### Task input
-*-*-
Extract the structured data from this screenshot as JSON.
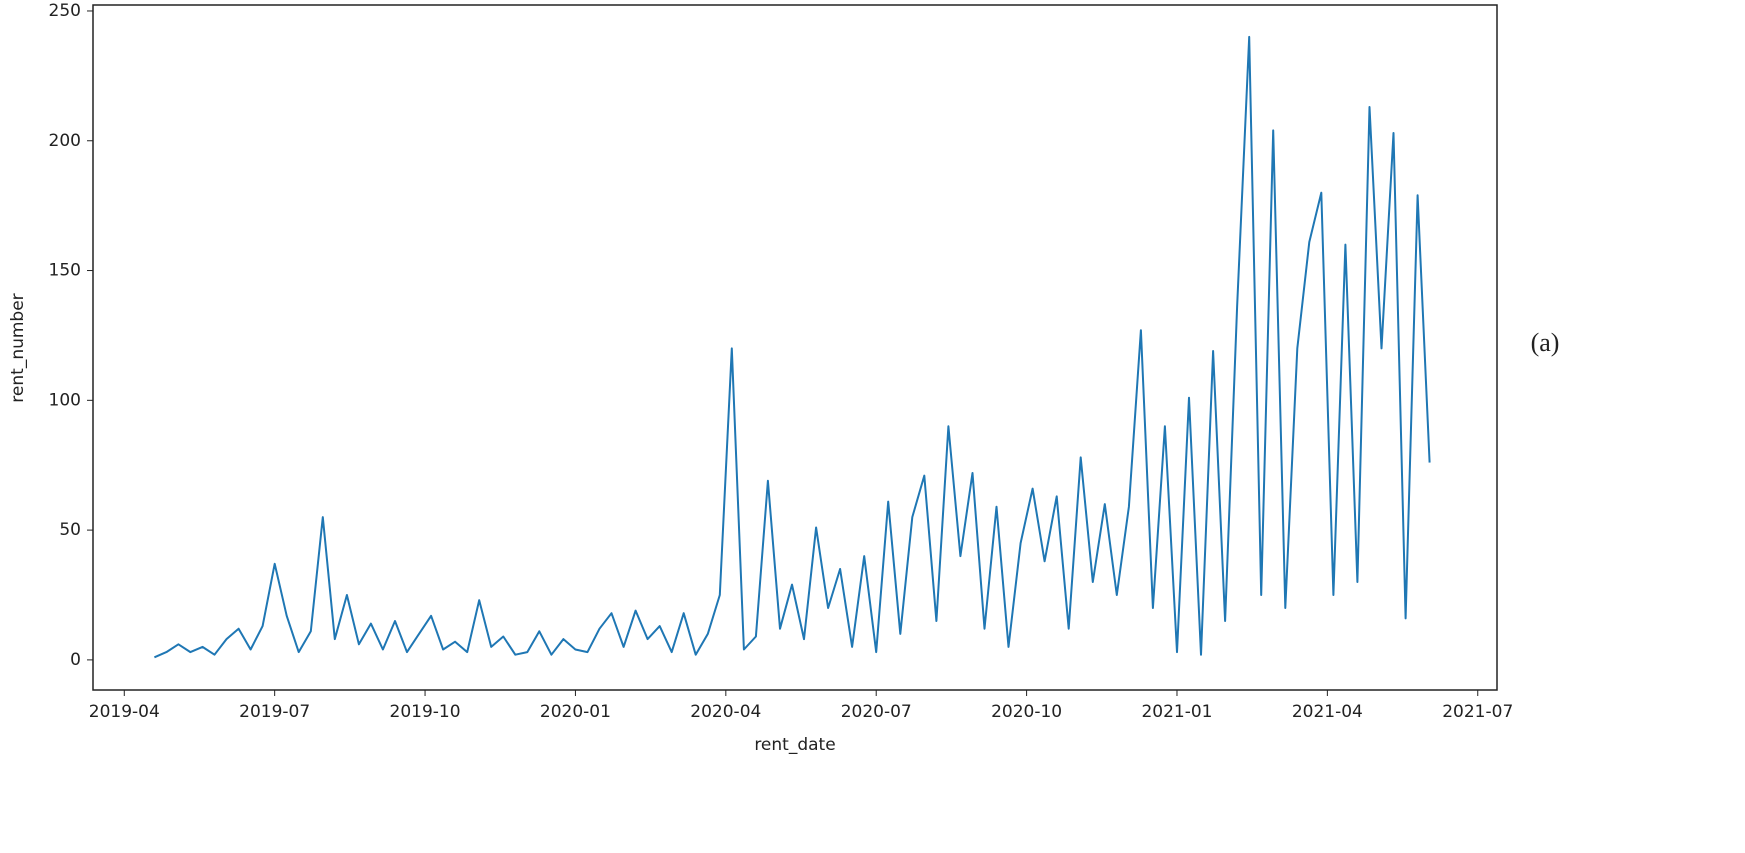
{
  "chart_data": {
    "type": "line",
    "x_label": "rent_date",
    "y_label": "rent_number",
    "panel_label": "(a)",
    "x": [
      2019.3,
      2019.32,
      2019.34,
      2019.36,
      2019.38,
      2019.4,
      2019.42,
      2019.44,
      2019.46,
      2019.48,
      2019.5,
      2019.52,
      2019.54,
      2019.56,
      2019.58,
      2019.6,
      2019.62,
      2019.64,
      2019.66,
      2019.68,
      2019.7,
      2019.72,
      2019.74,
      2019.76,
      2019.78,
      2019.8,
      2019.82,
      2019.84,
      2019.86,
      2019.88,
      2019.9,
      2019.92,
      2019.94,
      2019.96,
      2019.98,
      2020.0,
      2020.02,
      2020.04,
      2020.06,
      2020.08,
      2020.1,
      2020.12,
      2020.14,
      2020.16,
      2020.18,
      2020.2,
      2020.22,
      2020.24,
      2020.26,
      2020.28,
      2020.3,
      2020.32,
      2020.34,
      2020.36,
      2020.38,
      2020.4,
      2020.42,
      2020.44,
      2020.46,
      2020.48,
      2020.5,
      2020.52,
      2020.54,
      2020.56,
      2020.58,
      2020.6,
      2020.62,
      2020.64,
      2020.66,
      2020.68,
      2020.7,
      2020.72,
      2020.74,
      2020.76,
      2020.78,
      2020.8,
      2020.82,
      2020.84,
      2020.86,
      2020.88,
      2020.9,
      2020.92,
      2020.94,
      2020.96,
      2020.98,
      2021.0,
      2021.02,
      2021.04,
      2021.06,
      2021.08,
      2021.1,
      2021.12,
      2021.14,
      2021.16,
      2021.18,
      2021.2,
      2021.22,
      2021.24,
      2021.26,
      2021.28,
      2021.3,
      2021.32,
      2021.34,
      2021.36,
      2021.38,
      2021.4,
      2021.42
    ],
    "series": [
      {
        "color": "#1f77b4",
        "values": [
          1,
          3,
          6,
          3,
          5,
          2,
          8,
          12,
          4,
          13,
          37,
          17,
          3,
          11,
          55,
          8,
          25,
          6,
          14,
          4,
          15,
          3,
          10,
          17,
          4,
          7,
          3,
          23,
          5,
          9,
          2,
          3,
          11,
          2,
          8,
          4,
          3,
          12,
          18,
          5,
          19,
          8,
          13,
          3,
          18,
          2,
          10,
          25,
          120,
          4,
          9,
          69,
          12,
          29,
          8,
          51,
          20,
          35,
          5,
          40,
          3,
          61,
          10,
          55,
          71,
          15,
          90,
          40,
          72,
          12,
          59,
          5,
          45,
          66,
          38,
          63,
          12,
          78,
          30,
          60,
          25,
          59,
          127,
          20,
          90,
          3,
          101,
          2,
          119,
          15,
          136,
          240,
          25,
          204,
          20,
          120,
          161,
          180,
          25,
          160,
          30,
          213,
          120,
          203,
          16,
          179,
          76
        ]
      }
    ],
    "xlim": [
      2019.198,
      2021.532
    ],
    "ylim": [
      -11.6,
      252.3
    ],
    "xticks": [
      {
        "value": 2019.25,
        "label": "2019-04"
      },
      {
        "value": 2019.5,
        "label": "2019-07"
      },
      {
        "value": 2019.75,
        "label": "2019-10"
      },
      {
        "value": 2020.0,
        "label": "2020-01"
      },
      {
        "value": 2020.25,
        "label": "2020-04"
      },
      {
        "value": 2020.5,
        "label": "2020-07"
      },
      {
        "value": 2020.75,
        "label": "2020-10"
      },
      {
        "value": 2021.0,
        "label": "2021-01"
      },
      {
        "value": 2021.25,
        "label": "2021-04"
      },
      {
        "value": 2021.5,
        "label": "2021-07"
      }
    ],
    "yticks": [
      0,
      50,
      100,
      150,
      200,
      250
    ]
  }
}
-*-*-
### Requirement
Ignore the images and quote every line of the listing exactly.

### Response to the exercise
Extract the structured data from this screenshot as JSON.
{
  "chart_data": {
    "type": "line",
    "x_label": "rent_date",
    "y_label": "rent_number",
    "panel_label": "(a)",
    "x": [
      2019.3,
      2019.32,
      2019.34,
      2019.36,
      2019.38,
      2019.4,
      2019.42,
      2019.44,
      2019.46,
      2019.48,
      2019.5,
      2019.52,
      2019.54,
      2019.56,
      2019.58,
      2019.6,
      2019.62,
      2019.64,
      2019.66,
      2019.68,
      2019.7,
      2019.72,
      2019.74,
      2019.76,
      2019.78,
      2019.8,
      2019.82,
      2019.84,
      2019.86,
      2019.88,
      2019.9,
      2019.92,
      2019.94,
      2019.96,
      2019.98,
      2020.0,
      2020.02,
      2020.04,
      2020.06,
      2020.08,
      2020.1,
      2020.12,
      2020.14,
      2020.16,
      2020.18,
      2020.2,
      2020.22,
      2020.24,
      2020.26,
      2020.28,
      2020.3,
      2020.32,
      2020.34,
      2020.36,
      2020.38,
      2020.4,
      2020.42,
      2020.44,
      2020.46,
      2020.48,
      2020.5,
      2020.52,
      2020.54,
      2020.56,
      2020.58,
      2020.6,
      2020.62,
      2020.64,
      2020.66,
      2020.68,
      2020.7,
      2020.72,
      2020.74,
      2020.76,
      2020.78,
      2020.8,
      2020.82,
      2020.84,
      2020.86,
      2020.88,
      2020.9,
      2020.92,
      2020.94,
      2020.96,
      2020.98,
      2021.0,
      2021.02,
      2021.04,
      2021.06,
      2021.08,
      2021.1,
      2021.12,
      2021.14,
      2021.16,
      2021.18,
      2021.2,
      2021.22,
      2021.24,
      2021.26,
      2021.28,
      2021.3,
      2021.32,
      2021.34,
      2021.36,
      2021.38,
      2021.4,
      2021.42
    ],
    "series": [
      {
        "color": "#1f77b4",
        "values": [
          1,
          3,
          6,
          3,
          5,
          2,
          8,
          12,
          4,
          13,
          37,
          17,
          3,
          11,
          55,
          8,
          25,
          6,
          14,
          4,
          15,
          3,
          10,
          17,
          4,
          7,
          3,
          23,
          5,
          9,
          2,
          3,
          11,
          2,
          8,
          4,
          3,
          12,
          18,
          5,
          19,
          8,
          13,
          3,
          18,
          2,
          10,
          25,
          120,
          4,
          9,
          69,
          12,
          29,
          8,
          51,
          20,
          35,
          5,
          40,
          3,
          61,
          10,
          55,
          71,
          15,
          90,
          40,
          72,
          12,
          59,
          5,
          45,
          66,
          38,
          63,
          12,
          78,
          30,
          60,
          25,
          59,
          127,
          20,
          90,
          3,
          101,
          2,
          119,
          15,
          136,
          240,
          25,
          204,
          20,
          120,
          161,
          180,
          25,
          160,
          30,
          213,
          120,
          203,
          16,
          179,
          76
        ]
      }
    ],
    "xlim": [
      2019.198,
      2021.532
    ],
    "ylim": [
      -11.6,
      252.3
    ],
    "xticks": [
      {
        "value": 2019.25,
        "label": "2019-04"
      },
      {
        "value": 2019.5,
        "label": "2019-07"
      },
      {
        "value": 2019.75,
        "label": "2019-10"
      },
      {
        "value": 2020.0,
        "label": "2020-01"
      },
      {
        "value": 2020.25,
        "label": "2020-04"
      },
      {
        "value": 2020.5,
        "label": "2020-07"
      },
      {
        "value": 2020.75,
        "label": "2020-10"
      },
      {
        "value": 2021.0,
        "label": "2021-01"
      },
      {
        "value": 2021.25,
        "label": "2021-04"
      },
      {
        "value": 2021.5,
        "label": "2021-07"
      }
    ],
    "yticks": [
      0,
      50,
      100,
      150,
      200,
      250
    ]
  }
}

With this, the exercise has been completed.